→ **Task details**
Quote the rows below word for word, leaving out the pictures.

- - -

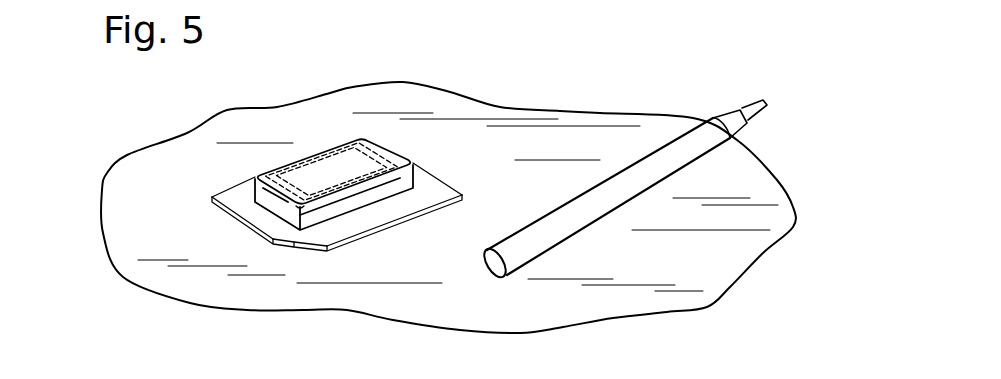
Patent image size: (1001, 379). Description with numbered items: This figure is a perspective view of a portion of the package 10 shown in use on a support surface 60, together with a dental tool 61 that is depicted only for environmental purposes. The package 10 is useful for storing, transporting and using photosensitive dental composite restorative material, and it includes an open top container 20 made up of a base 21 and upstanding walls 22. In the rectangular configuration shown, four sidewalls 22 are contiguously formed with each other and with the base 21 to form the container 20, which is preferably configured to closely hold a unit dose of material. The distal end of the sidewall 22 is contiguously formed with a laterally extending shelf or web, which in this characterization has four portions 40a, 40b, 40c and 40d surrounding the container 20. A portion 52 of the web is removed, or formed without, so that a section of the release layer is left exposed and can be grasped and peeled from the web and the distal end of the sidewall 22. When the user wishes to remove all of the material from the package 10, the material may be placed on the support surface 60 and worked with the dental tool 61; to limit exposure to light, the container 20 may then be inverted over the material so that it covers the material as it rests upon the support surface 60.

The package 10 is at (319, 183).
The open top container 20 is at (319, 215).
The base 21 is at (364, 138).
The upstanding wall 22 is at (424, 163).
The web portion 40a is at (253, 217).
The web portion 40b is at (253, 181).
The web portion 40c is at (434, 177).
The web portion 40d is at (386, 226).
The removed portion of web 52 is at (293, 243).
The support surface 60 is at (723, 270).
The dental tool 61 is at (663, 163).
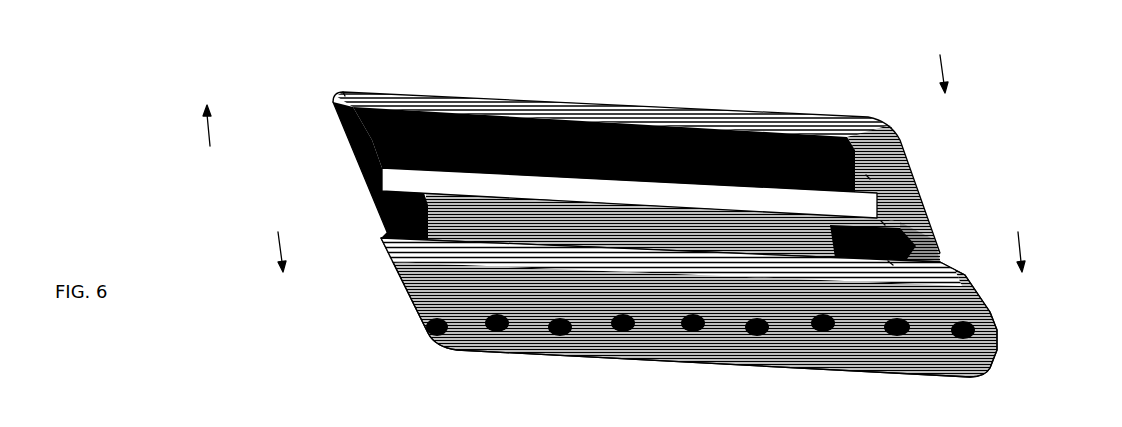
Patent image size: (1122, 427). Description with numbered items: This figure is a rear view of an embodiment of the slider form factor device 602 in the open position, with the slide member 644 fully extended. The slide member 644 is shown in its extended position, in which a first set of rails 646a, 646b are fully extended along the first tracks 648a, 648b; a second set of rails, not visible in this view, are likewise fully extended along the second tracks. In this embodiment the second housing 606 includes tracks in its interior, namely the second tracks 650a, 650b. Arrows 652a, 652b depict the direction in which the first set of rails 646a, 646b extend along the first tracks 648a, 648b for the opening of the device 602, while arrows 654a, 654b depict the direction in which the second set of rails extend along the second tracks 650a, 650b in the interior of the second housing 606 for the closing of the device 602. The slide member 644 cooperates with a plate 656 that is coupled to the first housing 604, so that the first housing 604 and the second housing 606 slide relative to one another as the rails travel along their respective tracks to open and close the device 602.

The slider form factor device 602 is at (88, 94).
The first housing 604 is at (445, 93).
The second housing 606 is at (413, 310).
The slide member 644 is at (383, 183).
The rail 646a is at (883, 223).
The rail 646b is at (385, 210).
The first track 648a is at (868, 177).
The first track 648b is at (345, 94).
The second track 650a is at (890, 263).
The second track 650b is at (413, 237).
The arrow 652a is at (858, 137).
The arrow 652b is at (330, 113).
The arrow 654a is at (912, 265).
The arrow 654b is at (410, 237).
The plate 656 is at (607, 120).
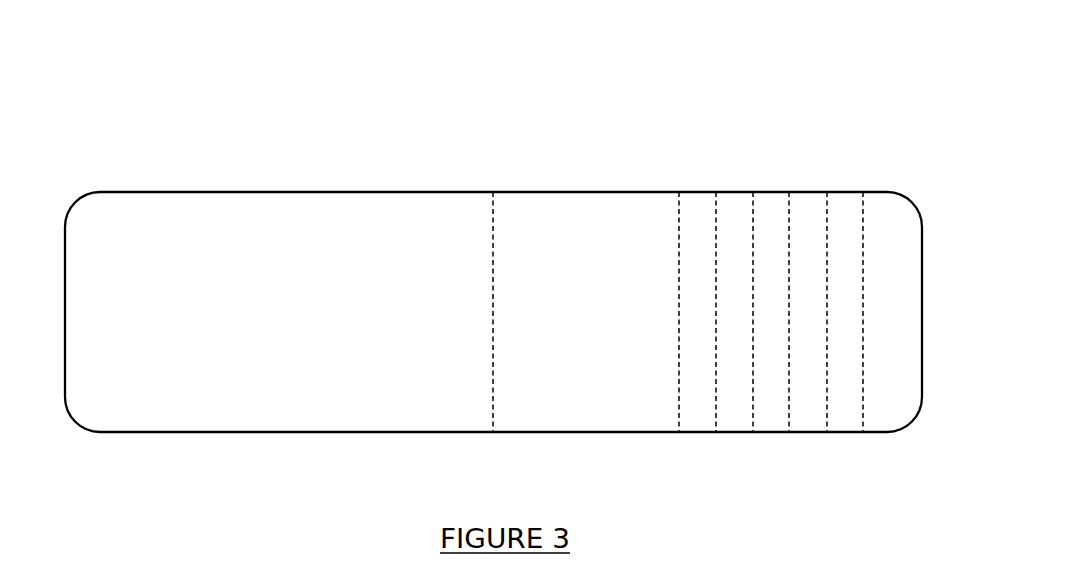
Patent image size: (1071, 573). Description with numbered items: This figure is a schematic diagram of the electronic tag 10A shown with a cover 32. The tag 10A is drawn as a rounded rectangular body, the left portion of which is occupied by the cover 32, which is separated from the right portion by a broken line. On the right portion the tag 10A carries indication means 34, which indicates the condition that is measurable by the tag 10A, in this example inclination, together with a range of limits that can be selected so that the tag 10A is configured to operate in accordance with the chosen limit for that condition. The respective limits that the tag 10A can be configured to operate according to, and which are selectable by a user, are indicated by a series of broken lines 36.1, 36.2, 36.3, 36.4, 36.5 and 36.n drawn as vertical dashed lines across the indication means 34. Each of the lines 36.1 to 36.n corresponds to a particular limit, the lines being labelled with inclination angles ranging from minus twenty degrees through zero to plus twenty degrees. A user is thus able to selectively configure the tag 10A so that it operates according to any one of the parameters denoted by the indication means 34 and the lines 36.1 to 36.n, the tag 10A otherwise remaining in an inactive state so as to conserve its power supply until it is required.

The tag 10A is at (708, 92).
The cover 32 is at (268, 326).
The indication means 34 is at (650, 270).
The broken line 36.1 is at (679, 230).
The broken line 36.2 is at (716, 393).
The broken line 36.3 is at (753, 230).
The broken line 36.4 is at (789, 393).
The broken line 36.5 is at (827, 230).
The broken line 36.n is at (863, 393).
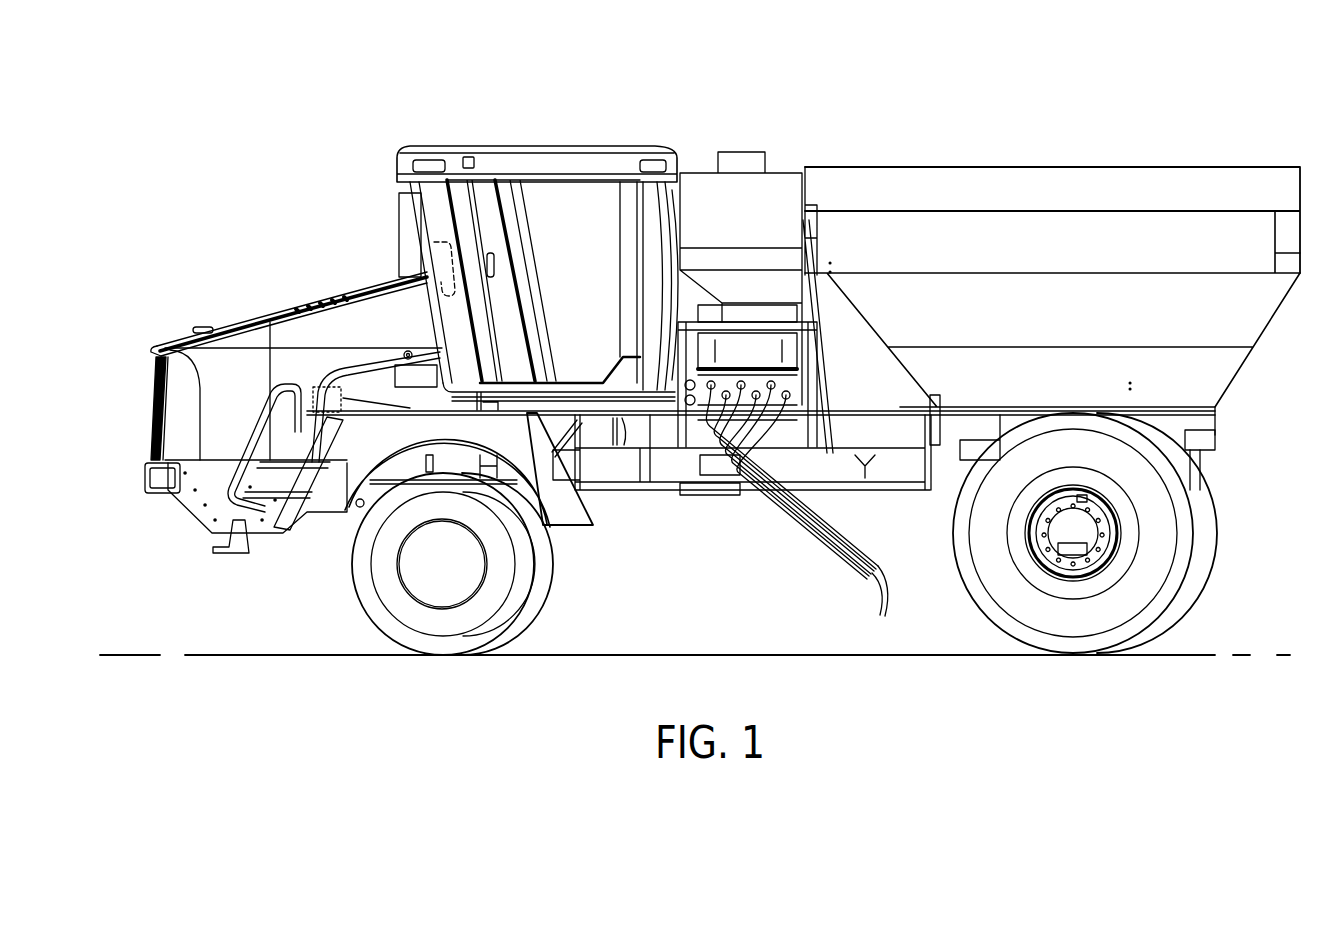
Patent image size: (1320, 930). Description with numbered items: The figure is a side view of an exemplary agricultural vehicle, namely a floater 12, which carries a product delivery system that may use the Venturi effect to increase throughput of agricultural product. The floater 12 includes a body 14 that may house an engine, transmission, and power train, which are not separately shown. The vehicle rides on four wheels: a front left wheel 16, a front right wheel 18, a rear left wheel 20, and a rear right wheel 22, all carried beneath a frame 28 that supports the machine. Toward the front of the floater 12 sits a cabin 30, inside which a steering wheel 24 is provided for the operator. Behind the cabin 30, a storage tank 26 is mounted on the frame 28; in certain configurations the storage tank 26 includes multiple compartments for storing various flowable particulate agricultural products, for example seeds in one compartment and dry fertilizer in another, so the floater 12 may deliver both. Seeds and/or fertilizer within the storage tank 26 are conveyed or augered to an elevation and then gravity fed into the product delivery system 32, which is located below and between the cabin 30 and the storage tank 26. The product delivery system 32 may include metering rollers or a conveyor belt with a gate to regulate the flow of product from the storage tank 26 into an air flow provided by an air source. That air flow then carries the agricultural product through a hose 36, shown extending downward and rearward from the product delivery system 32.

The floater 12 is at (631, 82).
The body 14 is at (907, 154).
The front left wheel 16 is at (352, 577).
The front right wheel 18 is at (545, 597).
The rear left wheel 20 is at (972, 605).
The rear right wheel 22 is at (1198, 590).
The steering wheel 24 is at (437, 256).
The storage tank 26 is at (1013, 167).
The frame 28 is at (878, 486).
The cabin 30 is at (443, 129).
The product delivery system 32 is at (756, 511).
The hose 36 is at (852, 552).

- - -

→ **Output below**
Patent image size: (1001, 379). Description with numbered items: This figure is a perspective view of a portion of the package 10 shown in use on a support surface 60, together with a dental tool 61 that is depicted only for environmental purposes. The package 10 is useful for storing, transporting and using photosensitive dental composite restorative material, and it includes an open top container 20 made up of a base 21 and upstanding walls 22. In the rectangular configuration shown, four sidewalls 22 are contiguously formed with each other and with the base 21 to form the container 20, which is preferably configured to closely hold a unit dose of material. The distal end of the sidewall 22 is contiguously formed with a laterally extending shelf or web, which in this characterization has four portions 40a, 40b, 40c and 40d surrounding the container 20. A portion 52 of the web is removed, or formed without, so that a section of the release layer is left exposed and can be grasped and peeled from the web and the distal end of the sidewall 22. When the user wishes to remove all of the material from the package 10, the material may be placed on the support surface 60 and worked with the dental tool 61; to limit exposure to light, the container 20 may then be inverted over the material so that it covers the material as it rests upon the support surface 60.

The package 10 is at (319, 183).
The open top container 20 is at (319, 215).
The base 21 is at (364, 138).
The upstanding wall 22 is at (424, 163).
The web portion 40a is at (253, 217).
The web portion 40b is at (253, 181).
The web portion 40c is at (434, 177).
The web portion 40d is at (386, 226).
The removed portion of web 52 is at (293, 243).
The support surface 60 is at (723, 270).
The dental tool 61 is at (663, 163).
Patent image size: (1122, 427). Description with numbered items: This figure is a rear view of an embodiment of the slider form factor device 602 in the open position, with the slide member 644 fully extended. The slide member 644 is shown in its extended position, in which a first set of rails 646a, 646b are fully extended along the first tracks 648a, 648b; a second set of rails, not visible in this view, are likewise fully extended along the second tracks. In this embodiment the second housing 606 includes tracks in its interior, namely the second tracks 650a, 650b. Arrows 652a, 652b depict the direction in which the first set of rails 646a, 646b extend along the first tracks 648a, 648b for the opening of the device 602, while arrows 654a, 654b depict the direction in which the second set of rails extend along the second tracks 650a, 650b in the interior of the second housing 606 for the closing of the device 602. The slide member 644 cooperates with a plate 656 that is coupled to the first housing 604, so that the first housing 604 and the second housing 606 slide relative to one another as the rails travel along their respective tracks to open and close the device 602.

The slider form factor device 602 is at (88, 94).
The first housing 604 is at (445, 93).
The second housing 606 is at (413, 310).
The slide member 644 is at (383, 183).
The rail 646a is at (883, 223).
The rail 646b is at (385, 210).
The first track 648a is at (868, 177).
The first track 648b is at (345, 94).
The second track 650a is at (890, 263).
The second track 650b is at (413, 237).
The arrow 652a is at (858, 137).
The arrow 652b is at (330, 113).
The arrow 654a is at (912, 265).
The arrow 654b is at (410, 237).
The plate 656 is at (607, 120).
Patent image size: (1071, 573). Description with numbered items: This figure is a schematic diagram of the electronic tag 10A shown with a cover 32. The tag 10A is drawn as a rounded rectangular body, the left portion of which is occupied by the cover 32, which is separated from the right portion by a broken line. On the right portion the tag 10A carries indication means 34, which indicates the condition that is measurable by the tag 10A, in this example inclination, together with a range of limits that can be selected so that the tag 10A is configured to operate in accordance with the chosen limit for that condition. The respective limits that the tag 10A can be configured to operate according to, and which are selectable by a user, are indicated by a series of broken lines 36.1, 36.2, 36.3, 36.4, 36.5 and 36.n drawn as vertical dashed lines across the indication means 34. Each of the lines 36.1 to 36.n corresponds to a particular limit, the lines being labelled with inclination angles ranging from minus twenty degrees through zero to plus twenty degrees. A user is thus able to selectively configure the tag 10A so that it operates according to any one of the parameters denoted by the indication means 34 and the lines 36.1 to 36.n, the tag 10A otherwise remaining in an inactive state so as to conserve its power supply until it is required.

The tag 10A is at (708, 92).
The cover 32 is at (268, 326).
The indication means 34 is at (650, 270).
The broken line 36.1 is at (679, 230).
The broken line 36.2 is at (716, 393).
The broken line 36.3 is at (753, 230).
The broken line 36.4 is at (789, 393).
The broken line 36.5 is at (827, 230).
The broken line 36.n is at (863, 393).
Patent image size: (1320, 930). Description with numbered items: The figure is a side view of an exemplary agricultural vehicle, namely a floater 12, which carries a product delivery system that may use the Venturi effect to increase throughput of agricultural product. The floater 12 includes a body 14 that may house an engine, transmission, and power train, which are not separately shown. The vehicle rides on four wheels: a front left wheel 16, a front right wheel 18, a rear left wheel 20, and a rear right wheel 22, all carried beneath a frame 28 that supports the machine. Toward the front of the floater 12 sits a cabin 30, inside which a steering wheel 24 is provided for the operator. Behind the cabin 30, a storage tank 26 is mounted on the frame 28; in certain configurations the storage tank 26 includes multiple compartments for storing various flowable particulate agricultural products, for example seeds in one compartment and dry fertilizer in another, so the floater 12 may deliver both. Seeds and/or fertilizer within the storage tank 26 are conveyed or augered to an elevation and then gravity fed into the product delivery system 32, which is located below and between the cabin 30 and the storage tank 26. The product delivery system 32 may include metering rollers or a conveyor belt with a gate to regulate the flow of product from the storage tank 26 into an air flow provided by an air source. That air flow then carries the agricultural product through a hose 36, shown extending downward and rearward from the product delivery system 32.

The floater 12 is at (631, 82).
The body 14 is at (907, 154).
The front left wheel 16 is at (352, 577).
The front right wheel 18 is at (545, 597).
The rear left wheel 20 is at (972, 605).
The rear right wheel 22 is at (1198, 590).
The steering wheel 24 is at (437, 256).
The storage tank 26 is at (1013, 167).
The frame 28 is at (878, 486).
The cabin 30 is at (443, 129).
The product delivery system 32 is at (756, 511).
The hose 36 is at (852, 552).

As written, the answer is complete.